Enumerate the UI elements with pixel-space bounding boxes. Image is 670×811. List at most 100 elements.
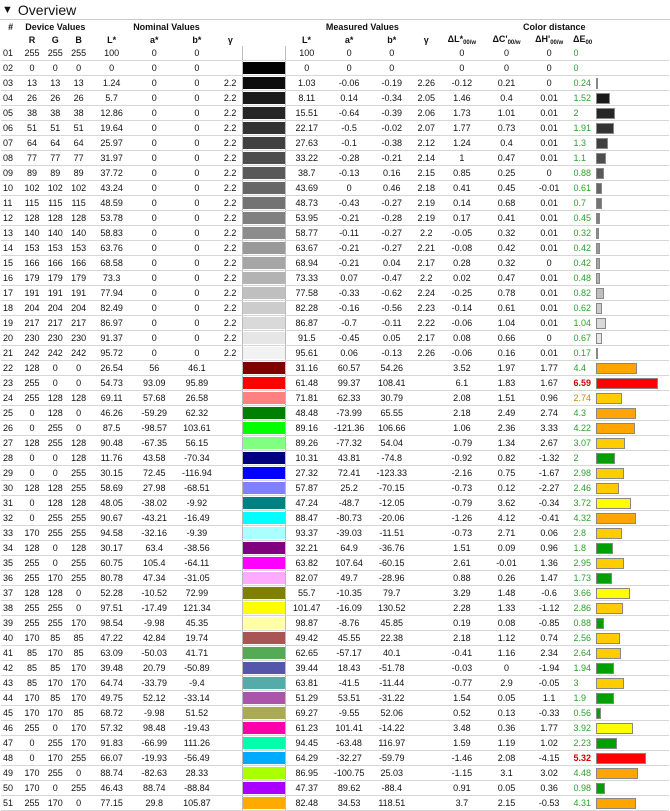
measured-l: 73.33 <box>285 270 328 286</box>
device-g: 230 <box>43 330 67 346</box>
delta-e-value: 1.8 <box>569 540 596 556</box>
delta-c: -0.01 <box>484 555 529 571</box>
delta-h: 0.01 <box>528 120 570 136</box>
delta-h: 0.01 <box>528 195 570 211</box>
nominal-a: -9.98 <box>132 615 176 631</box>
nominal-gamma <box>218 420 243 436</box>
measured-l: 47.37 <box>285 780 328 796</box>
measured-l: 8.11 <box>285 90 328 106</box>
row-num: 09 <box>1 165 21 181</box>
table-row: 02 0 0 0 0 0 0 0 0 0 0 0 0 0 <box>1 60 669 76</box>
nominal-a: -32.16 <box>132 525 176 541</box>
delta-c: 2.9 <box>484 675 529 691</box>
measured-l: 22.17 <box>285 120 328 136</box>
nominal-b: 0 <box>175 330 219 346</box>
delta-c: 3.62 <box>484 495 529 511</box>
nominal-gamma: 2.2 <box>218 75 243 91</box>
table-row: 03 13 13 13 1.24 0 0 2.2 1.03 -0.06 -0.19 2.26 -0.12… <box>1 75 669 91</box>
delta-e-bar <box>595 90 669 106</box>
measured-b: 106.66 <box>370 420 414 436</box>
device-g: 102 <box>43 180 67 196</box>
nominal-a: -98.57 <box>132 420 176 436</box>
row-num: 07 <box>1 135 21 151</box>
delta-c: 0.42 <box>484 240 529 256</box>
device-r: 179 <box>20 270 44 286</box>
delta-c: 0.05 <box>484 780 529 796</box>
device-r: 0 <box>20 465 44 481</box>
delta-e-value: 1.73 <box>569 570 596 586</box>
delta-h: 0.01 <box>528 300 570 316</box>
nominal-gamma: 2.2 <box>218 225 243 241</box>
device-r: 153 <box>20 240 44 256</box>
color-swatch <box>242 645 286 661</box>
delta-e-bar <box>595 120 669 136</box>
nominal-l: 12.86 <box>90 105 133 121</box>
color-swatch <box>242 450 286 466</box>
device-b: 170 <box>66 615 91 631</box>
measured-gamma <box>413 360 440 376</box>
overview-header[interactable]: ▼ Overview <box>0 0 670 20</box>
nominal-l: 60.75 <box>90 555 133 571</box>
measured-gamma <box>413 465 440 481</box>
row-num: 05 <box>1 105 21 121</box>
delta-c: 0.4 <box>484 135 529 151</box>
nominal-gamma <box>218 750 243 766</box>
device-r: 0 <box>20 750 44 766</box>
measured-l: 27.32 <box>285 465 328 481</box>
delta-c: 0 <box>484 60 529 76</box>
nominal-l: 37.72 <box>90 165 133 181</box>
measured-a: -9.55 <box>327 705 371 721</box>
color-swatch <box>242 375 286 391</box>
color-swatch <box>242 300 286 316</box>
nominal-gamma <box>218 360 243 376</box>
nominal-b: 0 <box>175 165 219 181</box>
nominal-l: 63.09 <box>90 645 133 661</box>
measured-l: 93.37 <box>285 525 328 541</box>
measured-a: 0.14 <box>327 90 371 106</box>
nominal-a: 0 <box>132 150 176 166</box>
nominal-b: 0 <box>175 135 219 151</box>
nominal-gamma <box>218 675 243 691</box>
delta-h: 0.01 <box>528 315 570 331</box>
delta-c: 0.05 <box>484 690 529 706</box>
nominal-a: 0 <box>132 270 176 286</box>
table-row: 34 128 0 128 30.17 63.4 -38.56 32.21 64.9 -36.76 1… <box>1 540 669 556</box>
nominal-gamma <box>218 405 243 421</box>
delta-e-bar <box>595 795 669 811</box>
color-swatch <box>242 390 286 406</box>
delta-l: 3.29 <box>439 585 485 601</box>
color-swatch <box>242 345 286 361</box>
delta-e-bar <box>595 255 669 271</box>
delta-l: 0.91 <box>439 780 485 796</box>
delta-e-bar <box>595 480 669 496</box>
delta-e-value: 1.04 <box>569 315 596 331</box>
row-num: 25 <box>1 405 21 421</box>
device-g: 77 <box>43 150 67 166</box>
delta-e-bar <box>595 570 669 586</box>
table-row: 44 170 85 170 49.75 52.12 -33.14 51.29 53.51 -31.… <box>1 690 669 706</box>
row-num: 19 <box>1 315 21 331</box>
nominal-gamma <box>218 690 243 706</box>
device-g: 128 <box>43 390 67 406</box>
delta-e-value: 2.23 <box>569 735 596 751</box>
measured-b: -14.22 <box>370 720 414 736</box>
table-row: 13 140 140 140 58.83 0 0 2.2 58.77 -0.11 -0.27 2.2-… <box>1 225 669 241</box>
measured-b: 54.26 <box>370 360 414 376</box>
measured-b: -0.47 <box>370 270 414 286</box>
table-row: 22 128 0 0 26.54 56 46.1 31.16 60.57 54.26 3.52 1.9… <box>1 360 669 376</box>
nominal-b: 105.87 <box>175 795 219 811</box>
nominal-b: -116.94 <box>175 465 219 481</box>
nominal-gamma <box>218 720 243 736</box>
measured-l: 68.94 <box>285 255 328 271</box>
delta-l: -1.46 <box>439 750 485 766</box>
measured-a: -0.28 <box>327 150 371 166</box>
measured-l: 63.81 <box>285 675 328 691</box>
nominal-b: 0 <box>175 300 219 316</box>
delta-l: -0.41 <box>439 645 485 661</box>
measured-b: 130.52 <box>370 600 414 616</box>
device-b: 170 <box>66 660 91 676</box>
device-r: 0 <box>20 420 44 436</box>
collapse-triangle-icon[interactable]: ▼ <box>2 4 13 16</box>
nominal-a: 0 <box>132 180 176 196</box>
nominal-l: 43.24 <box>90 180 133 196</box>
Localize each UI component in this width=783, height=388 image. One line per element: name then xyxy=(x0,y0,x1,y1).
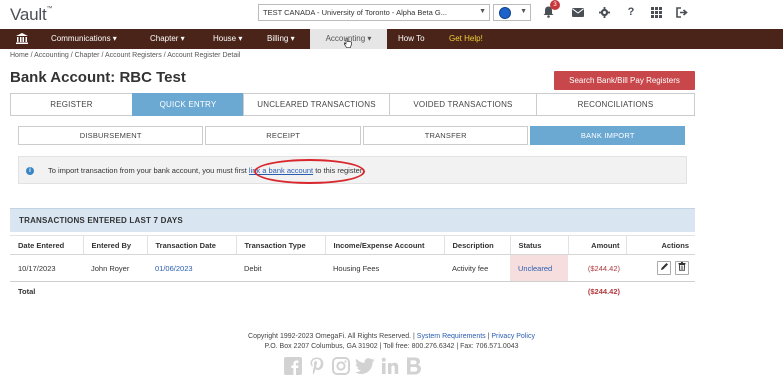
cell-actions xyxy=(626,254,695,282)
avatar xyxy=(499,7,511,19)
linkedin-icon[interactable] xyxy=(380,356,399,376)
nav-how-to[interactable]: How To xyxy=(398,29,425,49)
sign-out-icon[interactable] xyxy=(675,5,689,19)
column-header[interactable]: Transaction Date xyxy=(146,235,236,255)
cell-account: Housing Fees xyxy=(325,254,444,282)
cell-amount: ($244.42) xyxy=(568,254,626,282)
copyright-text: Copyright 1992-2023 OmegaFi. All Rights … xyxy=(248,333,417,340)
main-nav: Communications ▾ Chapter ▾ House ▾ Billi… xyxy=(0,29,783,49)
table-header-row: Date Entered Entered By Transaction Date… xyxy=(10,235,695,255)
organization-select[interactable]: TEST CANADA - University of Toronto - Al… xyxy=(258,4,490,21)
cell-transaction-date-link[interactable]: 01/06/2023 xyxy=(147,254,236,282)
apps-grid-icon[interactable] xyxy=(649,5,663,19)
privacy-policy-link[interactable]: Privacy Policy xyxy=(491,333,535,340)
social-links xyxy=(283,356,423,378)
cell-description: Activity fee xyxy=(444,254,510,282)
envelope-icon[interactable] xyxy=(571,5,585,19)
tab-voided-transactions[interactable]: VOIDED TRANSACTIONS xyxy=(389,93,537,116)
top-bar: Vault™ TEST CANADA - University of Toron… xyxy=(0,0,783,29)
chevron-down-icon: ▼ xyxy=(479,8,486,15)
chevron-down-icon: ▼ xyxy=(520,8,527,15)
subtab-bank-import[interactable]: BANK IMPORT xyxy=(530,126,685,145)
mouse-cursor-icon xyxy=(343,37,352,48)
nav-communications[interactable]: Communications ▾ xyxy=(51,29,117,49)
help-question-icon[interactable]: ? xyxy=(624,5,638,19)
gear-icon[interactable] xyxy=(597,5,611,19)
footer-copyright: Copyright 1992-2023 OmegaFi. All Rights … xyxy=(0,333,783,340)
edit-pencil-icon[interactable] xyxy=(657,261,671,275)
table-total-row: Total ($244.42) xyxy=(10,282,695,301)
column-header[interactable]: Income/Expense Account xyxy=(324,235,444,255)
column-header[interactable]: Entered By xyxy=(82,235,147,255)
cell-entered-by: John Royer xyxy=(83,254,147,282)
instagram-icon[interactable] xyxy=(331,356,350,376)
transactions-table: Date Entered Entered By Transaction Date… xyxy=(10,235,695,301)
tab-reconciliations[interactable]: RECONCILIATIONS xyxy=(536,93,695,116)
total-amount: ($244.42) xyxy=(587,286,620,296)
column-header: Actions xyxy=(625,235,695,255)
twitter-icon[interactable] xyxy=(355,356,375,376)
user-menu[interactable]: ▼ xyxy=(493,4,531,21)
search-registers-button[interactable]: Search Bank/Bill Pay Registers xyxy=(554,71,695,90)
bank-home-icon[interactable] xyxy=(10,29,34,49)
cell-date-entered: 10/17/2023 xyxy=(10,254,83,282)
blog-b-icon[interactable] xyxy=(404,356,423,376)
nav-get-help[interactable]: Get Help! xyxy=(449,29,483,49)
facebook-icon[interactable] xyxy=(283,356,302,376)
column-header[interactable]: Transaction Type xyxy=(235,235,325,255)
page-title: Bank Account: RBC Test xyxy=(10,69,186,86)
subtab-disbursement[interactable]: DISBURSEMENT xyxy=(18,126,204,145)
nav-house[interactable]: House ▾ xyxy=(213,29,242,49)
column-header[interactable]: Status xyxy=(509,235,568,255)
column-header[interactable]: Amount xyxy=(567,235,626,255)
tab-register[interactable]: REGISTER xyxy=(10,93,133,116)
notification-count-badge: 3 xyxy=(550,0,560,10)
subtab-receipt[interactable]: RECEIPT xyxy=(205,126,361,145)
cell-transaction-type: Debit xyxy=(236,254,325,282)
entry-type-tabs: DISBURSEMENT RECEIPT TRANSFER BANK IMPOR… xyxy=(18,126,687,145)
cell-status[interactable]: Uncleared xyxy=(510,254,568,282)
subtab-transfer[interactable]: TRANSFER xyxy=(362,126,529,145)
nav-chapter[interactable]: Chapter ▾ xyxy=(150,29,185,49)
transactions-heading: TRANSACTIONS ENTERED LAST 7 DAYS xyxy=(10,208,695,232)
organization-select-value: TEST CANADA - University of Toronto - Al… xyxy=(263,8,447,17)
nav-billing[interactable]: Billing ▾ xyxy=(267,29,295,49)
vault-logo[interactable]: Vault™ xyxy=(10,5,53,25)
tab-uncleared-transactions[interactable]: UNCLEARED TRANSACTIONS xyxy=(243,93,390,116)
info-icon: i xyxy=(26,167,34,175)
column-header[interactable]: Date Entered xyxy=(10,235,83,255)
register-tabs: REGISTER QUICK ENTRY UNCLEARED TRANSACTI… xyxy=(10,93,695,116)
column-header[interactable]: Description xyxy=(443,235,510,255)
info-text-before: To import transaction from your bank acc… xyxy=(48,166,249,175)
delete-trash-icon[interactable] xyxy=(675,261,689,275)
highlight-annotation xyxy=(254,159,365,184)
total-label: Total xyxy=(18,286,36,296)
tab-quick-entry[interactable]: QUICK ENTRY xyxy=(132,93,244,116)
breadcrumb[interactable]: Home / Accounting / Chapter / Account Re… xyxy=(10,52,240,59)
pinterest-icon[interactable] xyxy=(307,356,326,376)
table-row: 10/17/2023 John Royer 01/06/2023 Debit H… xyxy=(10,254,695,282)
system-requirements-link[interactable]: System Requirements xyxy=(417,333,486,340)
footer-address: P.O. Box 2207 Columbus, GA 31902 | Toll … xyxy=(264,343,519,350)
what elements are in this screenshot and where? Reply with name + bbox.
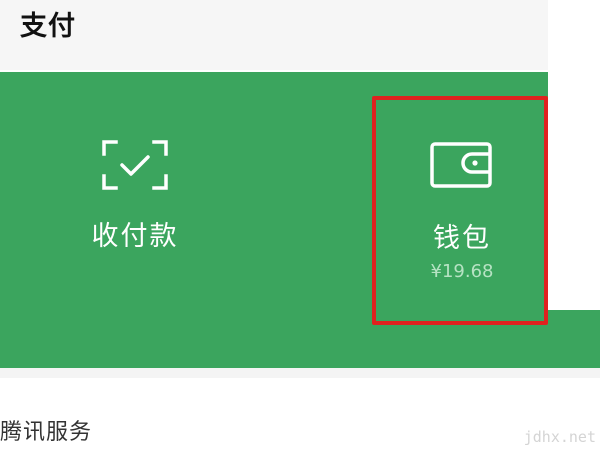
page-title: 支付 <box>20 11 76 42</box>
wallet-button[interactable]: 钱包 ¥19.68 <box>392 140 532 300</box>
right-edge <box>548 0 600 310</box>
section-divider <box>0 368 600 378</box>
section-title: 腾讯服务 <box>0 420 93 445</box>
top-bar <box>0 0 548 70</box>
wallet-label: 钱包 <box>433 223 491 254</box>
receive-pay-button[interactable]: 收付款 <box>60 140 210 290</box>
wallet-icon <box>430 142 492 188</box>
payment-panel-edge <box>548 310 600 368</box>
scan-check-icon <box>102 140 168 190</box>
wallet-balance: ¥19.68 <box>430 261 494 282</box>
watermark: jdhx.net <box>523 428 596 446</box>
receive-pay-label: 收付款 <box>91 221 179 252</box>
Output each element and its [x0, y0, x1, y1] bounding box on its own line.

===

Requirements –
Format the listing as a Markdown table with the columns No. and Entry. Start at the line that contains "measured-l: 73.33 <box>285 270 328 286</box>" and continue through the line that contains "color-swatch <box>242 300 286 316</box>", numbering each line and leaving out any blank lines.

Output for this task –
| No. | Entry |
|---|---|
| 1 | measured-l: 73.33 <box>285 270 328 286</box> |
| 2 | device-g: 230 <box>43 330 67 346</box> |
| 3 | delta-e-value: 1.8 <box>569 540 596 556</box> |
| 4 | delta-c: -0.01 <box>484 555 529 571</box> |
| 5 | delta-h: 0.01 <box>528 120 570 136</box> |
| 6 | delta-h: 0.01 <box>528 195 570 211</box> |
| 7 | nominal-a: -9.98 <box>132 615 176 631</box> |
| 8 | nominal-gamma <box>218 420 243 436</box> |
| 9 | measured-l: 47.37 <box>285 780 328 796</box> |
| 10 | measured-l: 8.11 <box>285 90 328 106</box> |
| 11 | row-num: 09 <box>1 165 21 181</box> |
| 12 | table-row: 02 0 0 0 0 0 0 0 0 0 0 0 0 0 <box>1 60 669 76</box> |
| 13 | nominal-a: -32.16 <box>132 525 176 541</box> |
| 14 | delta-c: 2.9 <box>484 675 529 691</box> |
| 15 | measured-l: 22.17 <box>285 120 328 136</box> |
| 16 | nominal-b: 0 <box>175 330 219 346</box> |
| 17 | delta-c: 3.62 <box>484 495 529 511</box> |
| 18 | nominal-gamma: 2.2 <box>218 75 243 91</box> |
| 19 | table-row: 03 13 13 13 1.24 0 0 2.2 1.03 -0.06 -0.19 2.26 -0.12… <box>1 75 669 91</box> |
| 20 | delta-e-bar <box>595 90 669 106</box> |
| 21 | measured-b: 106.66 <box>370 420 414 436</box> |
| 22 | device-g: 102 <box>43 180 67 196</box> |
| 23 | nominal-a: -98.57 <box>132 420 176 436</box> |
| 24 | row-num: 07 <box>1 135 21 151</box> |
| 25 | delta-c: 0.42 <box>484 240 529 256</box> |
| 26 | device-r: 179 <box>20 270 44 286</box> |
| 27 | delta-c: 0.05 <box>484 780 529 796</box> |
| 28 | device-r: 0 <box>20 465 44 481</box> |
| 29 | delta-e-value: 1.73 <box>569 570 596 586</box> |
| 30 | delta-h: 0.01 <box>528 300 570 316</box> |
| 31 | nominal-gamma: 2.2 <box>218 225 243 241</box> |
| 32 | device-r: 153 <box>20 240 44 256</box> |
| 33 | color-swatch <box>242 645 286 661</box> |
| 34 | delta-e-bar <box>595 120 669 136</box> |
| 35 | nominal-l: 12.86 <box>90 105 133 121</box> |
| 36 | color-swatch <box>242 450 286 466</box> |
| 37 | device-b: 170 <box>66 615 91 631</box> |
| 38 | measured-gamma <box>413 360 440 376</box> |
| 39 | overview-header[interactable]: ▼ Overview <box>0 0 670 20</box> |
| 40 | nominal-l: 60.75 <box>90 555 133 571</box> |
| 41 | measured-gamma <box>413 465 440 481</box> |
| 42 | row-num: 05 <box>1 105 21 121</box> |
| 43 | delta-c: 0.4 <box>484 135 529 151</box> |
| 44 | nominal-gamma <box>218 750 243 766</box> |
| 45 | device-r: 0 <box>20 750 44 766</box> |
| 46 | measured-l: 27.32 <box>285 465 328 481</box> |
| 47 | delta-c: 0 <box>484 60 529 76</box> |
| 48 | nominal-l: 37.72 <box>90 165 133 181</box> |
| 49 | measured-a: -9.55 <box>327 705 371 721</box> |
| 50 | color-swatch <box>242 375 286 391</box> |
| 51 | color-swatch <box>242 300 286 316</box> |